---------- DATA SUPPLIED
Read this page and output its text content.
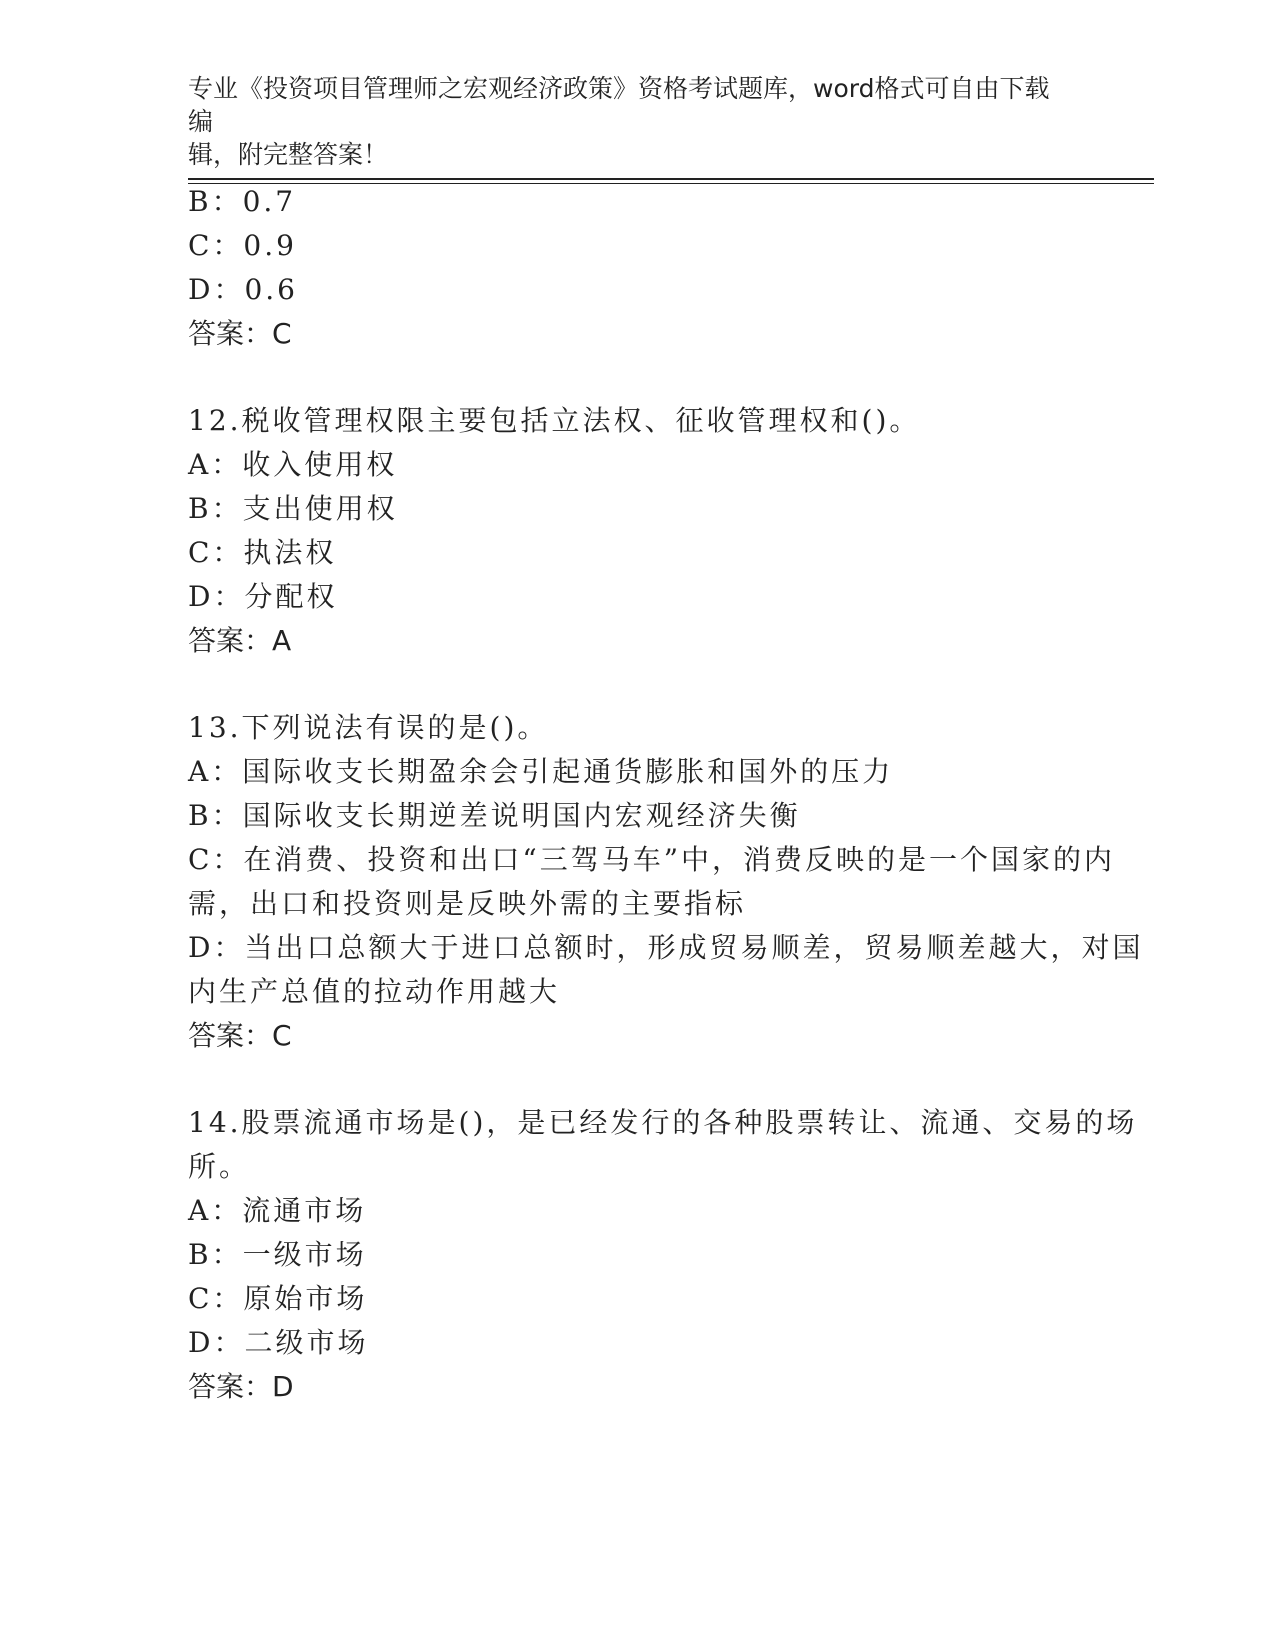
专业《投资项目管理师之宏观经济政策》资格考试题库，word格式可自由下载编
辑，附完整答案！
B：0.7
C：0.9
D：0.6
答案：C
12.税收管理权限主要包括立法权、征收管理权和()。
A：收入使用权
B：支出使用权
C：执法权
D：分配权
答案：A
13.下列说法有误的是()。
A：国际收支长期盈余会引起通货膨胀和国外的压力
B：国际收支长期逆差说明国内宏观经济失衡
C：在消费、投资和出口“三驾马车”中，消费反映的是一个国家的内
需，出口和投资则是反映外需的主要指标
D：当出口总额大于进口总额时，形成贸易顺差，贸易顺差越大，对国
内生产总值的拉动作用越大
答案：C
14.股票流通市场是()，是已经发行的各种股票转让、流通、交易的场
所。
A：流通市场
B：一级市场
C：原始市场
D：二级市场
答案：D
--------------------
[THE PROBLEM]:
In the copy, include all records verbatim but no images.

[WRITTEN REPLY]:
Read this page and output its text content.
专业《投资项目管理师之宏观经济政策》资格考试题库，word格式可自由下载编
辑，附完整答案！
B：0.7
C：0.9
D：0.6
答案：C
12.税收管理权限主要包括立法权、征收管理权和()。
A：收入使用权
B：支出使用权
C：执法权
D：分配权
答案：A
13.下列说法有误的是()。
A：国际收支长期盈余会引起通货膨胀和国外的压力
B：国际收支长期逆差说明国内宏观经济失衡
C：在消费、投资和出口“三驾马车”中，消费反映的是一个国家的内
需，出口和投资则是反映外需的主要指标
D：当出口总额大于进口总额时，形成贸易顺差，贸易顺差越大，对国
内生产总值的拉动作用越大
答案：C
14.股票流通市场是()，是已经发行的各种股票转让、流通、交易的场
所。
A：流通市场
B：一级市场
C：原始市场
D：二级市场
答案：D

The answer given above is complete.